Stated exercise.
Report the count of lines where the string "FRESCO" appears, and nothing else.

Data shown.

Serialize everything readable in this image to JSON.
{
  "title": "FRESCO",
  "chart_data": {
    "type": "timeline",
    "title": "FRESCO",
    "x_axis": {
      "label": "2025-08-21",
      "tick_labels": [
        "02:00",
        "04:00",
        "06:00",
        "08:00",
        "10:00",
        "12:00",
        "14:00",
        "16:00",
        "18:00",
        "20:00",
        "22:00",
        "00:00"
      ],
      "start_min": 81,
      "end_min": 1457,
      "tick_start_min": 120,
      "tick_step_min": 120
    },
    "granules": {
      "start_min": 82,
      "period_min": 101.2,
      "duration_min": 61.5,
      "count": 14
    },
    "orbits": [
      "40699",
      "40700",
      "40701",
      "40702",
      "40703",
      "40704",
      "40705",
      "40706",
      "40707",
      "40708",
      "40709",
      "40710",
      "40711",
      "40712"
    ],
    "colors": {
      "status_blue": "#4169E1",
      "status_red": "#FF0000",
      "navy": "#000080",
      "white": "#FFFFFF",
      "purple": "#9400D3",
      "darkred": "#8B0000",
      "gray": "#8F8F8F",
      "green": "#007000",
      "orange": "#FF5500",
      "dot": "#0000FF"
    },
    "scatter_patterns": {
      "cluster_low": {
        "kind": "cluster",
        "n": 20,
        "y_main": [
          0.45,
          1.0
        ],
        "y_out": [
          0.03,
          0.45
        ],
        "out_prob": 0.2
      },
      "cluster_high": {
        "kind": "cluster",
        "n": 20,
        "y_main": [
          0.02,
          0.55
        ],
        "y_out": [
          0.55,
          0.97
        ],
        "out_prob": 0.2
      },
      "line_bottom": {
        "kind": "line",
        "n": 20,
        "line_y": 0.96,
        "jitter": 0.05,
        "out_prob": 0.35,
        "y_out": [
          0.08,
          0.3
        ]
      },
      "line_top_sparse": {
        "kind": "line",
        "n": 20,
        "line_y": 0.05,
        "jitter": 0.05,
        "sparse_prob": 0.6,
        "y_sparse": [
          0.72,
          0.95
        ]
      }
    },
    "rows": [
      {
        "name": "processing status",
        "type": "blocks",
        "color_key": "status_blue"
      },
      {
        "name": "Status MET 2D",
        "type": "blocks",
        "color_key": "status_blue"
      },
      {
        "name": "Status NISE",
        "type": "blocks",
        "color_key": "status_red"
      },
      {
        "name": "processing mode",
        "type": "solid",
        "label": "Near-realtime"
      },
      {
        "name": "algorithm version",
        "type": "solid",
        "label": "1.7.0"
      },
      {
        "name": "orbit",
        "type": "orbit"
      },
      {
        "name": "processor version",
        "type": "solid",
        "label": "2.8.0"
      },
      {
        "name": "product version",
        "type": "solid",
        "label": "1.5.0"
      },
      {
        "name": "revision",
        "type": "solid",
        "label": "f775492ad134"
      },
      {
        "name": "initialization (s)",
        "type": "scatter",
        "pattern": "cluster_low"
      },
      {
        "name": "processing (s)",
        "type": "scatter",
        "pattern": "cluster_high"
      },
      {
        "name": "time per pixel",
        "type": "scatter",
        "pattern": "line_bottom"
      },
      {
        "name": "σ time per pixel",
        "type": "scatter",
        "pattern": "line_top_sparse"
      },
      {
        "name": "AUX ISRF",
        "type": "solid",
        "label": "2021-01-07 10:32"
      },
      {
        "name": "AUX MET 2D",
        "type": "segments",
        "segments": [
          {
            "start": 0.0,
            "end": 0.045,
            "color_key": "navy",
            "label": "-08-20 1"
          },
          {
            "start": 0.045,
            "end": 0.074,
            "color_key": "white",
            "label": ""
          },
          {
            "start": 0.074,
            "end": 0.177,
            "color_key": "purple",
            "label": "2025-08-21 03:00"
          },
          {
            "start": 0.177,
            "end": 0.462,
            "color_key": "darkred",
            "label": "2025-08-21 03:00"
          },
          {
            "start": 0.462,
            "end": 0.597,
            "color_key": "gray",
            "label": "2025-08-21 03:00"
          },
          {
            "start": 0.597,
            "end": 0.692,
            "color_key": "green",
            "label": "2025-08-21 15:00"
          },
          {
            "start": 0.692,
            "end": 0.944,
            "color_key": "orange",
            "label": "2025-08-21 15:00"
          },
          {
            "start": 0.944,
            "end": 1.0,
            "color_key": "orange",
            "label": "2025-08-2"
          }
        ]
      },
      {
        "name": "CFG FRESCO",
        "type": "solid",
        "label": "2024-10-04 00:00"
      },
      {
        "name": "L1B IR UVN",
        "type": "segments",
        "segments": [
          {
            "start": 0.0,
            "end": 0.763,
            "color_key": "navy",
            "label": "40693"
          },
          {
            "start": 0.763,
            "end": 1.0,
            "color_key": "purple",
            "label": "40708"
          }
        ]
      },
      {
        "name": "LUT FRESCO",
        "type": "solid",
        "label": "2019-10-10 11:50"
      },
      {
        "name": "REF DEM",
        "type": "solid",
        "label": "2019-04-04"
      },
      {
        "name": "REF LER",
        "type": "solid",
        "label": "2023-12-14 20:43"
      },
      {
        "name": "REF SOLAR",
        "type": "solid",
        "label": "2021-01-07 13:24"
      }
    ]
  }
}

Solution to this task.
4